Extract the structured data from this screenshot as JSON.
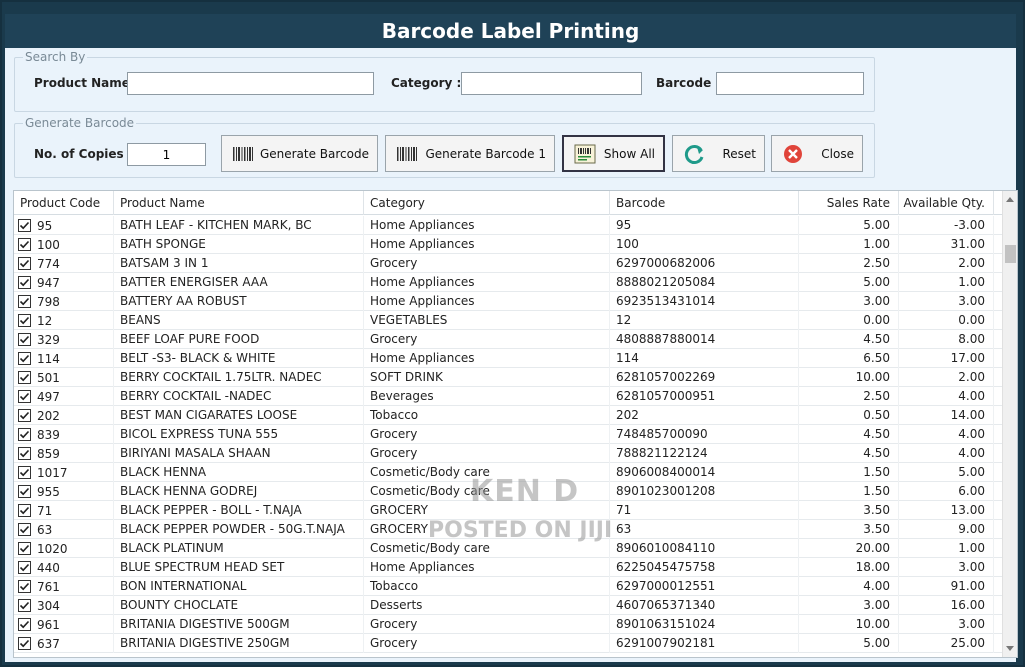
{
  "window": {
    "title": "Barcode Label Printing"
  },
  "search": {
    "legend": "Search By",
    "product_name_label": "Product Name :",
    "product_name_value": "",
    "category_label": "Category :",
    "category_value": "",
    "barcode_label": "Barcode :",
    "barcode_value": ""
  },
  "generate": {
    "legend": "Generate Barcode",
    "copies_label": "No. of Copies :",
    "copies_value": "1",
    "buttons": {
      "generate": "Generate Barcode",
      "generate1": "Generate Barcode 1",
      "show_all": "Show All",
      "reset": "Reset",
      "close": "Close"
    },
    "icons": {
      "generate": "barcode-icon",
      "generate1": "barcode-icon",
      "show_all": "barcode-list-icon",
      "reset": "refresh-icon",
      "close": "close-icon"
    }
  },
  "table": {
    "columns": [
      "Product Code",
      "Product Name",
      "Category",
      "Barcode",
      "Sales Rate",
      "Available Qty."
    ],
    "rows": [
      {
        "code": "95",
        "name": "BATH LEAF - KITCHEN MARK, BC",
        "category": "Home Appliances",
        "barcode": "95",
        "rate": "5.00",
        "qty": "-3.00"
      },
      {
        "code": "100",
        "name": "BATH SPONGE",
        "category": "Home Appliances",
        "barcode": "100",
        "rate": "1.00",
        "qty": "31.00"
      },
      {
        "code": "774",
        "name": "BATSAM 3 IN 1",
        "category": "Grocery",
        "barcode": "6297000682006",
        "rate": "2.50",
        "qty": "2.00"
      },
      {
        "code": "947",
        "name": "BATTER ENERGISER AAA",
        "category": "Home Appliances",
        "barcode": "8888021205084",
        "rate": "5.00",
        "qty": "1.00"
      },
      {
        "code": "798",
        "name": "BATTERY AA ROBUST",
        "category": "Home Appliances",
        "barcode": "6923513431014",
        "rate": "3.00",
        "qty": "3.00"
      },
      {
        "code": "12",
        "name": "BEANS",
        "category": "VEGETABLES",
        "barcode": "12",
        "rate": "0.00",
        "qty": "0.00"
      },
      {
        "code": "329",
        "name": "BEEF LOAF PURE FOOD",
        "category": "Grocery",
        "barcode": "4808887880014",
        "rate": "4.50",
        "qty": "8.00"
      },
      {
        "code": "114",
        "name": "BELT -S3- BLACK & WHITE",
        "category": "Home Appliances",
        "barcode": "114",
        "rate": "6.50",
        "qty": "17.00"
      },
      {
        "code": "501",
        "name": "BERRY COCKTAIL 1.75LTR. NADEC",
        "category": "SOFT DRINK",
        "barcode": "6281057002269",
        "rate": "10.00",
        "qty": "2.00"
      },
      {
        "code": "497",
        "name": "BERRY COCKTAIL -NADEC",
        "category": "Beverages",
        "barcode": "6281057000951",
        "rate": "2.50",
        "qty": "4.00"
      },
      {
        "code": "202",
        "name": "BEST MAN CIGARATES LOOSE",
        "category": "Tobacco",
        "barcode": "202",
        "rate": "0.50",
        "qty": "14.00"
      },
      {
        "code": "839",
        "name": "BICOL EXPRESS TUNA 555",
        "category": "Grocery",
        "barcode": "748485700090",
        "rate": "4.50",
        "qty": "4.00"
      },
      {
        "code": "859",
        "name": "BIRIYANI MASALA SHAAN",
        "category": "Grocery",
        "barcode": "788821122124",
        "rate": "4.50",
        "qty": "4.00"
      },
      {
        "code": "1017",
        "name": "BLACK HENNA",
        "category": "Cosmetic/Body care",
        "barcode": "8906008400014",
        "rate": "1.50",
        "qty": "5.00"
      },
      {
        "code": "955",
        "name": "BLACK HENNA GODREJ",
        "category": "Cosmetic/Body care",
        "barcode": "8901023001208",
        "rate": "1.50",
        "qty": "6.00"
      },
      {
        "code": "71",
        "name": "BLACK PEPPER - BOLL - T.NAJA",
        "category": "GROCERY",
        "barcode": "71",
        "rate": "3.50",
        "qty": "13.00"
      },
      {
        "code": "63",
        "name": "BLACK PEPPER POWDER - 50G.T.NAJA",
        "category": "GROCERY",
        "barcode": "63",
        "rate": "3.50",
        "qty": "9.00"
      },
      {
        "code": "1020",
        "name": "BLACK PLATINUM",
        "category": "Cosmetic/Body care",
        "barcode": "8906010084110",
        "rate": "20.00",
        "qty": "1.00"
      },
      {
        "code": "440",
        "name": "BLUE SPECTRUM HEAD SET",
        "category": "Home Appliances",
        "barcode": "6225045475758",
        "rate": "18.00",
        "qty": "3.00"
      },
      {
        "code": "761",
        "name": "BON INTERNATIONAL",
        "category": "Tobacco",
        "barcode": "6297000012551",
        "rate": "4.00",
        "qty": "91.00"
      },
      {
        "code": "304",
        "name": "BOUNTY CHOCLATE",
        "category": "Desserts",
        "barcode": "4607065371340",
        "rate": "3.00",
        "qty": "16.00"
      },
      {
        "code": "961",
        "name": "BRITANIA DIGESTIVE  500GM",
        "category": "Grocery",
        "barcode": "8901063151024",
        "rate": "10.00",
        "qty": "3.00"
      },
      {
        "code": "637",
        "name": "BRITANIA DIGESTIVE 250GM",
        "category": "Grocery",
        "barcode": "6291007902181",
        "rate": "5.00",
        "qty": "25.00"
      }
    ]
  },
  "watermark": {
    "line1": "KEN D",
    "line2": "POSTED ON JIJI"
  }
}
.....
• Instruction
What is the number of lines in the data that hold the string "HENNA"? Answer with the number only.

• Task answer
2